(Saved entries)
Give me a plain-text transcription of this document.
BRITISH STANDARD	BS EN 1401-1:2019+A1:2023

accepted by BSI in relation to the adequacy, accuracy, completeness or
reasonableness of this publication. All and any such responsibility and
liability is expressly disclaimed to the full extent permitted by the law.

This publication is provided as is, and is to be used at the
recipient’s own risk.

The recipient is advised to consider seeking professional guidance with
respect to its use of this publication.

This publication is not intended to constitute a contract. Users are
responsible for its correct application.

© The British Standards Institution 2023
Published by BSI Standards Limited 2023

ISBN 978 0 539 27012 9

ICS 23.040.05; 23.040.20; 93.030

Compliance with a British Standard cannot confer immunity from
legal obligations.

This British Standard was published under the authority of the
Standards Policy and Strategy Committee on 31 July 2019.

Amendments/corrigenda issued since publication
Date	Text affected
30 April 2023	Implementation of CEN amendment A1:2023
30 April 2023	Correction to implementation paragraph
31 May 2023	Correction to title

- Objective:
Can you reproduce all the material exactly?

- Solution to this exercise:
Give me a plain-text transcription of this document.
BRITISH STANDARD	BS EN 1401-1:2019+A1:2023

accepted by BSI in relation to the adequacy, accuracy, completeness or
reasonableness of this publication. All and any such responsibility and
liability is expressly disclaimed to the full extent permitted by the law.

This publication is provided as is, and is to be used at the
recipient’s own risk.

The recipient is advised to consider seeking professional guidance with
respect to its use of this publication.

This publication is not intended to constitute a contract. Users are
responsible for its correct application.

© The British Standards Institution 2023
Published by BSI Standards Limited 2023

ISBN 978 0 539 27012 9

ICS 23.040.05; 23.040.20; 93.030

Compliance with a British Standard cannot confer immunity from
legal obligations.

This British Standard was published under the authority of the
Standards Policy and Strategy Committee on 31 July 2019.

Amendments/corrigenda issued since publication
Date	Text affected
30 April 2023	Implementation of CEN amendment A1:2023
30 April 2023	Correction to implementation paragraph
31 May 2023	Correction to title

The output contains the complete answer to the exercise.